WORK INSTRUCTIONS:
Gather every line of the entries that includes the word "ylabel".

INPUT RECORDS:

+--

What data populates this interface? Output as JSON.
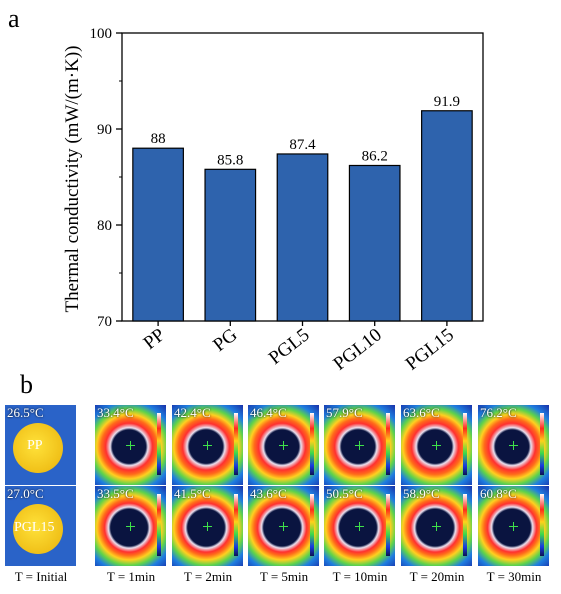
{
  "panel_a_label": "a",
  "panel_b_label": "b",
  "chart_data": {
    "type": "bar",
    "categories": [
      "PP",
      "PG",
      "PGL5",
      "PGL10",
      "PGL15"
    ],
    "values": [
      88,
      85.8,
      87.4,
      86.2,
      91.9
    ],
    "value_labels": [
      "88",
      "85.8",
      "87.4",
      "86.2",
      "91.9"
    ],
    "ylabel": "Thermal conductivity (mW/(m·K))",
    "xlabel": "",
    "ylim": [
      70,
      100
    ],
    "yticks": [
      70,
      80,
      90,
      100
    ],
    "bar_color": "#2e63ad",
    "grid": false
  },
  "thermal": {
    "time_labels": [
      "T = Initial",
      "T = 1min",
      "T = 2min",
      "T = 5min",
      "T = 10min",
      "T = 20min",
      "T = 30min"
    ],
    "rows": [
      {
        "sample": "PP",
        "temps": [
          "26.5°C",
          "33.4°C",
          "42.4°C",
          "46.4°C",
          "57.9°C",
          "63.6°C",
          "76.2°C"
        ]
      },
      {
        "sample": "PGL15",
        "temps": [
          "27.0°C",
          "33.5°C",
          "41.5°C",
          "43.6°C",
          "50.5°C",
          "58.9°C",
          "60.8°C"
        ]
      }
    ]
  }
}
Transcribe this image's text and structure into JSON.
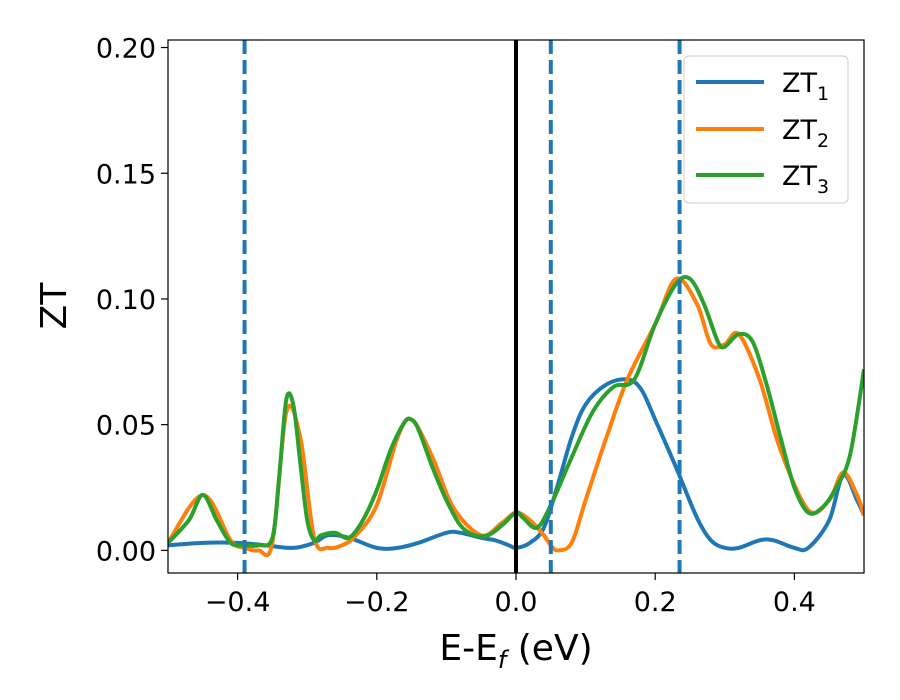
{
  "chart_data": {
    "type": "line",
    "title": "",
    "xlabel": "E-E",
    "xlabel_sub": "f",
    "xlabel_unit": " (eV)",
    "ylabel": "ZT",
    "xlim": [
      -0.5,
      0.5
    ],
    "ylim": [
      -0.009,
      0.203
    ],
    "xticks": [
      -0.4,
      -0.2,
      0.0,
      0.2,
      0.4
    ],
    "xtick_labels": [
      "−0.4",
      "−0.2",
      "0.0",
      "0.2",
      "0.4"
    ],
    "yticks": [
      0.0,
      0.05,
      0.1,
      0.15,
      0.2
    ],
    "ytick_labels": [
      "0.00",
      "0.05",
      "0.10",
      "0.15",
      "0.20"
    ],
    "grid": false,
    "legend_position": "top-right",
    "vlines_dashed": [
      -0.39,
      0.05,
      0.235
    ],
    "vline_solid": 0.0,
    "vline_dashed_color": "#1f77b4",
    "vline_solid_color": "#000000",
    "series": [
      {
        "name": "ZT",
        "name_sub": "1",
        "color": "#1f77b4",
        "x": [
          -0.5,
          -0.45,
          -0.4,
          -0.36,
          -0.32,
          -0.29,
          -0.27,
          -0.24,
          -0.2,
          -0.17,
          -0.14,
          -0.1,
          -0.08,
          -0.05,
          -0.03,
          -0.01,
          0.0,
          0.02,
          0.04,
          0.06,
          0.08,
          0.1,
          0.13,
          0.16,
          0.18,
          0.2,
          0.23,
          0.26,
          0.28,
          0.3,
          0.32,
          0.35,
          0.37,
          0.4,
          0.42,
          0.45,
          0.47,
          0.49,
          0.5
        ],
        "y": [
          0.002,
          0.003,
          0.003,
          0.002,
          0.001,
          0.003,
          0.006,
          0.005,
          0.001,
          0.001,
          0.003,
          0.007,
          0.007,
          0.005,
          0.004,
          0.002,
          0.001,
          0.003,
          0.009,
          0.026,
          0.045,
          0.058,
          0.066,
          0.068,
          0.064,
          0.052,
          0.033,
          0.013,
          0.004,
          0.001,
          0.001,
          0.004,
          0.004,
          0.001,
          0.001,
          0.012,
          0.03,
          0.02,
          0.014
        ]
      },
      {
        "name": "ZT",
        "name_sub": "2",
        "color": "#ff7f0e",
        "x": [
          -0.5,
          -0.45,
          -0.41,
          -0.39,
          -0.37,
          -0.35,
          -0.33,
          -0.31,
          -0.29,
          -0.27,
          -0.25,
          -0.23,
          -0.2,
          -0.17,
          -0.15,
          -0.12,
          -0.09,
          -0.05,
          -0.02,
          0.0,
          0.02,
          0.04,
          0.05,
          0.06,
          0.08,
          0.1,
          0.13,
          0.16,
          0.2,
          0.23,
          0.26,
          0.28,
          0.3,
          0.32,
          0.35,
          0.38,
          0.42,
          0.45,
          0.47,
          0.49,
          0.5
        ],
        "y": [
          0.003,
          0.022,
          0.004,
          0.001,
          0.0,
          0.003,
          0.055,
          0.045,
          0.005,
          0.001,
          0.002,
          0.006,
          0.018,
          0.045,
          0.052,
          0.037,
          0.017,
          0.006,
          0.011,
          0.015,
          0.012,
          0.006,
          0.002,
          0.0,
          0.003,
          0.02,
          0.045,
          0.068,
          0.09,
          0.108,
          0.098,
          0.082,
          0.082,
          0.086,
          0.068,
          0.04,
          0.016,
          0.02,
          0.031,
          0.022,
          0.014
        ]
      },
      {
        "name": "ZT",
        "name_sub": "3",
        "color": "#2ca02c",
        "x": [
          -0.5,
          -0.47,
          -0.45,
          -0.43,
          -0.41,
          -0.39,
          -0.37,
          -0.35,
          -0.34,
          -0.33,
          -0.32,
          -0.31,
          -0.3,
          -0.29,
          -0.28,
          -0.26,
          -0.24,
          -0.22,
          -0.2,
          -0.18,
          -0.16,
          -0.15,
          -0.14,
          -0.12,
          -0.1,
          -0.08,
          -0.06,
          -0.04,
          -0.02,
          0.0,
          0.01,
          0.03,
          0.05,
          0.08,
          0.11,
          0.14,
          0.17,
          0.2,
          0.23,
          0.25,
          0.27,
          0.29,
          0.3,
          0.32,
          0.34,
          0.36,
          0.38,
          0.4,
          0.42,
          0.44,
          0.46,
          0.48,
          0.5
        ],
        "y": [
          0.003,
          0.012,
          0.022,
          0.012,
          0.003,
          0.002,
          0.002,
          0.005,
          0.03,
          0.06,
          0.058,
          0.035,
          0.012,
          0.004,
          0.006,
          0.007,
          0.005,
          0.012,
          0.024,
          0.04,
          0.051,
          0.052,
          0.048,
          0.033,
          0.02,
          0.01,
          0.006,
          0.006,
          0.01,
          0.015,
          0.013,
          0.009,
          0.018,
          0.037,
          0.055,
          0.065,
          0.068,
          0.09,
          0.106,
          0.108,
          0.098,
          0.083,
          0.081,
          0.086,
          0.083,
          0.066,
          0.045,
          0.025,
          0.015,
          0.017,
          0.025,
          0.038,
          0.072
        ]
      }
    ]
  }
}
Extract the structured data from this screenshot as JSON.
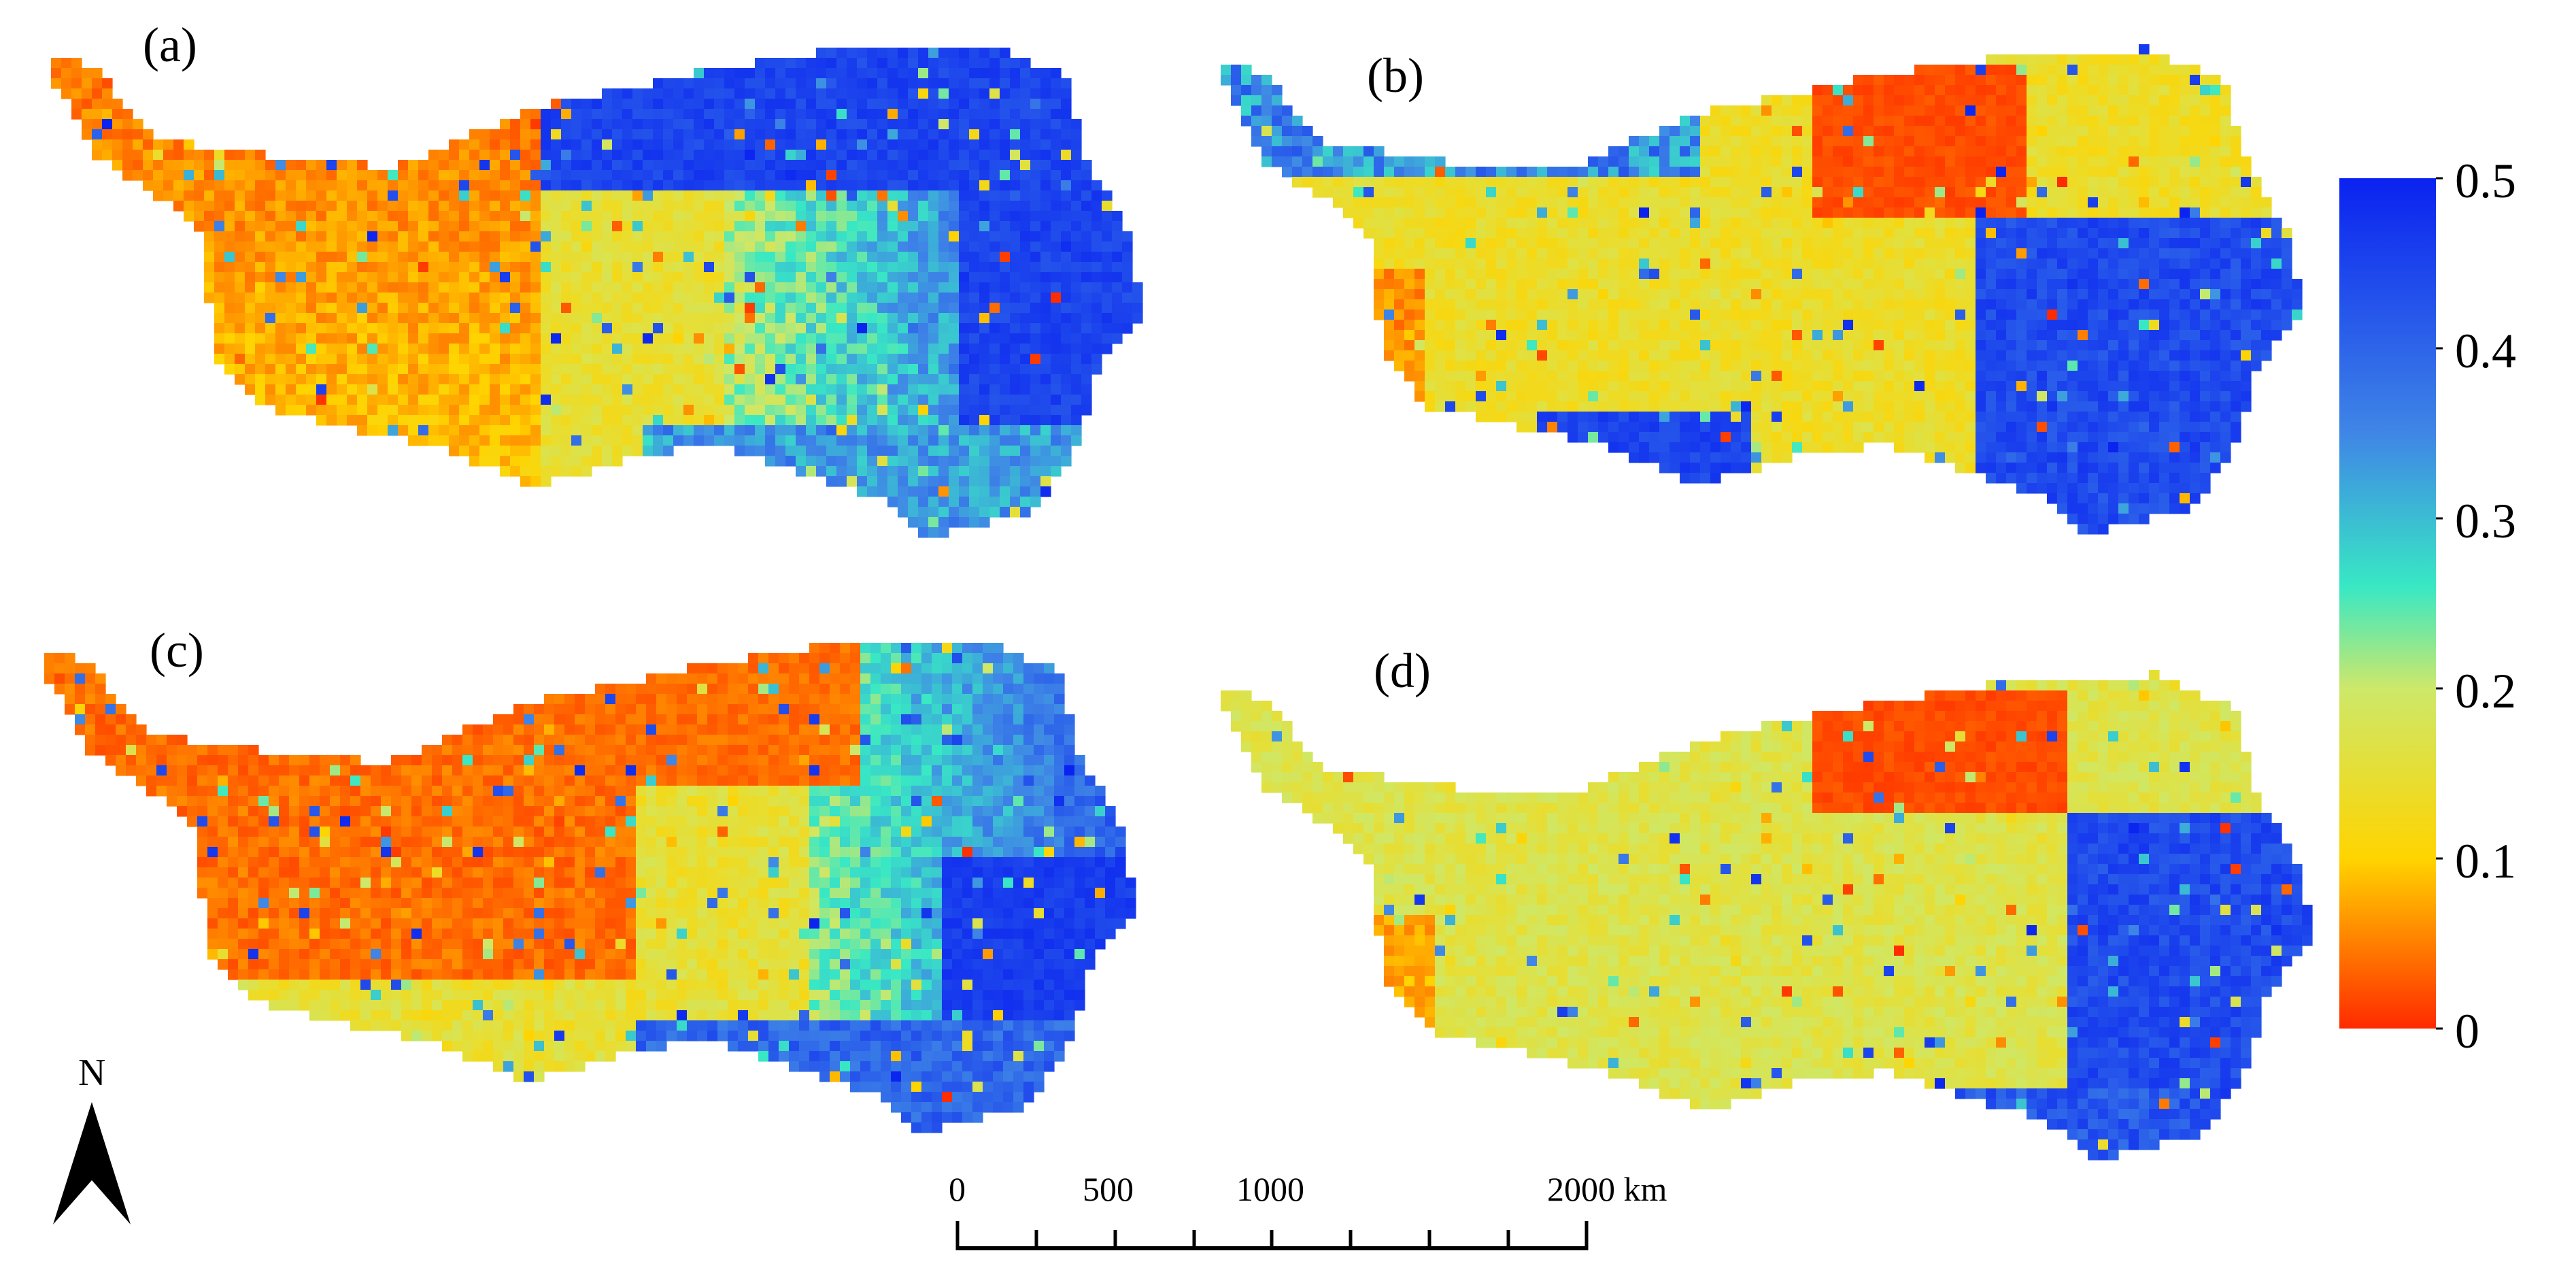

+--

WRITTEN REPLY:
    "ylabel": "Thermal conductivity (mW/(m·K))",
    "ylabel": "ZT",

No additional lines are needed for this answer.